--- START Given data ---

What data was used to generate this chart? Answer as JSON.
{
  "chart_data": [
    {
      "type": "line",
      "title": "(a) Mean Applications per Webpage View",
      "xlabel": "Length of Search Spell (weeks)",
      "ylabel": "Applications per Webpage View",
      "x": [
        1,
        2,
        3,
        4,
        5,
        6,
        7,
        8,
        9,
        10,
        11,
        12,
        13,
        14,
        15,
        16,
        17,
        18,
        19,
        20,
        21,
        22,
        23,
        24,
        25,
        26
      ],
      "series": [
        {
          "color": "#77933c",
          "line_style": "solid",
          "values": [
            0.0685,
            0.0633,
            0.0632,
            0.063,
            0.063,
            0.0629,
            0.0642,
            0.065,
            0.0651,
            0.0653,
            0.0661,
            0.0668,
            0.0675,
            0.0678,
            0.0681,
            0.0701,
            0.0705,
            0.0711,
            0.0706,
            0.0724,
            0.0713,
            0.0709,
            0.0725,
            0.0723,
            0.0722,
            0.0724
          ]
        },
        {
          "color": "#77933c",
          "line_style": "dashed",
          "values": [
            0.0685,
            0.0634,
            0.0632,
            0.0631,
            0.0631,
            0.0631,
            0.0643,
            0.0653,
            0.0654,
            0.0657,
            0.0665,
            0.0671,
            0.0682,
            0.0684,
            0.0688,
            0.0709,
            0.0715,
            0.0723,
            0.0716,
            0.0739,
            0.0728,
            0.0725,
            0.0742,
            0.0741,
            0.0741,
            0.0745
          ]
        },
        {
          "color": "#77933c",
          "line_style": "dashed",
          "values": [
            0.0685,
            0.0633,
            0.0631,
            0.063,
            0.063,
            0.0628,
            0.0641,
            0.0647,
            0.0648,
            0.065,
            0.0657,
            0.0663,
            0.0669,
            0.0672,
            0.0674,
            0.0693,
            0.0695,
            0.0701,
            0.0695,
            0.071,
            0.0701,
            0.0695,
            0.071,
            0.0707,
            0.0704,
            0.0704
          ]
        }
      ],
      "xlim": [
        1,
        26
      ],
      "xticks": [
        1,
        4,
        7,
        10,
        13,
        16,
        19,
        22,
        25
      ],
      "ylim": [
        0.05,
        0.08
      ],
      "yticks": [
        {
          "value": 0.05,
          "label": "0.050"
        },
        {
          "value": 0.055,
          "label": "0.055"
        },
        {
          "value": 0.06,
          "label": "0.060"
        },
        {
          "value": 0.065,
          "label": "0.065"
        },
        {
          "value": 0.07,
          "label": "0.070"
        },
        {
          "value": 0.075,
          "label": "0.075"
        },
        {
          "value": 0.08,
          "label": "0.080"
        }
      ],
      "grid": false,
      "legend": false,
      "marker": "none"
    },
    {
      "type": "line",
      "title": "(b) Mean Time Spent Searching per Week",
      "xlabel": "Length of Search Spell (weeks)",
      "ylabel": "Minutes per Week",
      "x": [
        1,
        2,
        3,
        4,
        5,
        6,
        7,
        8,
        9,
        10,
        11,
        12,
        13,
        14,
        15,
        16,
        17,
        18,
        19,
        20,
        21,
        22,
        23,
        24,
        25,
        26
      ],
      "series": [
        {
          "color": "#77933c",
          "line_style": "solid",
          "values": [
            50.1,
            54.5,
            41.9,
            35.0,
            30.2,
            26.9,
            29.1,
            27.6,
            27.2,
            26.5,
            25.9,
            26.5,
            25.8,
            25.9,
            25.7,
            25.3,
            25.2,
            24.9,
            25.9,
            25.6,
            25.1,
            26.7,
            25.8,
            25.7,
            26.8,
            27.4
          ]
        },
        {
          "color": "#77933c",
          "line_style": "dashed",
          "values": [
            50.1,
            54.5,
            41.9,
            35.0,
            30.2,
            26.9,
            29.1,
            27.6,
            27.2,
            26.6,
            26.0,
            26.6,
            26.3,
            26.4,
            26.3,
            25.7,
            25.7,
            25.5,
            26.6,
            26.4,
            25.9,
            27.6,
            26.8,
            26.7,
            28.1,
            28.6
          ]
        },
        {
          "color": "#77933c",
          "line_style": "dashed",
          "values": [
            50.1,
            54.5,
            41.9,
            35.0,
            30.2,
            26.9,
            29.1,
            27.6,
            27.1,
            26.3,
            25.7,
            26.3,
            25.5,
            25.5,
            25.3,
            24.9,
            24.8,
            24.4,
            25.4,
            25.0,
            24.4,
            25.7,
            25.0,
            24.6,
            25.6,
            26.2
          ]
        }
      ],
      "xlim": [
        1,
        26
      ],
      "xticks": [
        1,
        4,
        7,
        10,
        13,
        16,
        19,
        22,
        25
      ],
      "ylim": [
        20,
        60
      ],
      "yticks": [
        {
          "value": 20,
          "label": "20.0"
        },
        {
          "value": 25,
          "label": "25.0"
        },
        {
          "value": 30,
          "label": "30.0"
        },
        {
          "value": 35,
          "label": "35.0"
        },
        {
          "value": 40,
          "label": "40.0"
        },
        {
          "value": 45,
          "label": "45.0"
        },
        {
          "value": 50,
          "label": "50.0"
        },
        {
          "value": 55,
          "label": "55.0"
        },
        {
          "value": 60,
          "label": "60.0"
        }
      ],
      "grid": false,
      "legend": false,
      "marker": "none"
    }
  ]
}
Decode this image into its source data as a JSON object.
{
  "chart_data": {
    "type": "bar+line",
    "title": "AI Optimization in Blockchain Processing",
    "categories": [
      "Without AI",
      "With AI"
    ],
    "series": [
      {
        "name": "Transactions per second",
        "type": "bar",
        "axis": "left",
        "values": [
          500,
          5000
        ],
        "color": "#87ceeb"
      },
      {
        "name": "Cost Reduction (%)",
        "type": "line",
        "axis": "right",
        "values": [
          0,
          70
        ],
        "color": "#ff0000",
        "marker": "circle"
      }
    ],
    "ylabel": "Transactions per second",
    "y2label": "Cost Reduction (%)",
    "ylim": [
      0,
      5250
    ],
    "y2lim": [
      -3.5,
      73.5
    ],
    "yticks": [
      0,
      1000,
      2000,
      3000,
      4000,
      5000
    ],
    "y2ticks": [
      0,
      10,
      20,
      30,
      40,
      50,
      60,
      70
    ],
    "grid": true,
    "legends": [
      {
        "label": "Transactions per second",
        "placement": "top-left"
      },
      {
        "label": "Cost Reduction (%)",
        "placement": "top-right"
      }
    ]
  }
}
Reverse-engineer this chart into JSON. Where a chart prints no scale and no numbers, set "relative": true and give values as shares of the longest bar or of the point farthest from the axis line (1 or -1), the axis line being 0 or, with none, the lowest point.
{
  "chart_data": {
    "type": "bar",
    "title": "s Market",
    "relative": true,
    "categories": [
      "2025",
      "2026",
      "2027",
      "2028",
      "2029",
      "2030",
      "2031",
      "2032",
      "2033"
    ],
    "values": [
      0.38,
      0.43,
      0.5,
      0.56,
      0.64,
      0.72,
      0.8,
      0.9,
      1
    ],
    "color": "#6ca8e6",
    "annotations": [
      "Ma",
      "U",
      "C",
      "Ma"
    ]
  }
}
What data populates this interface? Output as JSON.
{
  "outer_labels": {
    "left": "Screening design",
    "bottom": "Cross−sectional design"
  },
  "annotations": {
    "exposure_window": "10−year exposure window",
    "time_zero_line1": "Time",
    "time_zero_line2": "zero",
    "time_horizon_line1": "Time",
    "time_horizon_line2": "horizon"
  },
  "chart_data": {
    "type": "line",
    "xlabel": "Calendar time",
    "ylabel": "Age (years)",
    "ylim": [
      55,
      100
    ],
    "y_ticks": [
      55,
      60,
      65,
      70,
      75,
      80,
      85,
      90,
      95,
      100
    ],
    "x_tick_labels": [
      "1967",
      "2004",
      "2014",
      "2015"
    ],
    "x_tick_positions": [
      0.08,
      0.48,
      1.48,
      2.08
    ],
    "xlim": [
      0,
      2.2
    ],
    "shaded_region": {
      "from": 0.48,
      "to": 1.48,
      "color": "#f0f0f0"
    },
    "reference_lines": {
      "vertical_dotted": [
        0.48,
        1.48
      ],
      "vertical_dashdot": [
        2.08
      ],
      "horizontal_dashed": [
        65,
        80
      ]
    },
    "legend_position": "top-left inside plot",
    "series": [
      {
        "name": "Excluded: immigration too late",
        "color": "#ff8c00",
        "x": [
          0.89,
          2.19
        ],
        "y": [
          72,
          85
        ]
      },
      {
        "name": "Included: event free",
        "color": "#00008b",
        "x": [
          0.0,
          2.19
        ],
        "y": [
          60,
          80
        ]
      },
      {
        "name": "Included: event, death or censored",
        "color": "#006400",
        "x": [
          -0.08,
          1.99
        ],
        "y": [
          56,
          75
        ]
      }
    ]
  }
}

--- END Given data ---

__Work to complete__: Scan the entries above. Copy each line that has the string "relative".

__Response__:
Reverse-engineer this chart into JSON. Where a chart prints no scale and no numbers, set "relative": true and give values as shares of the longest bar or of the point farthest from the axis line (1 or -1), the axis line being 0 or, with none, the lowest point.
    "relative": true,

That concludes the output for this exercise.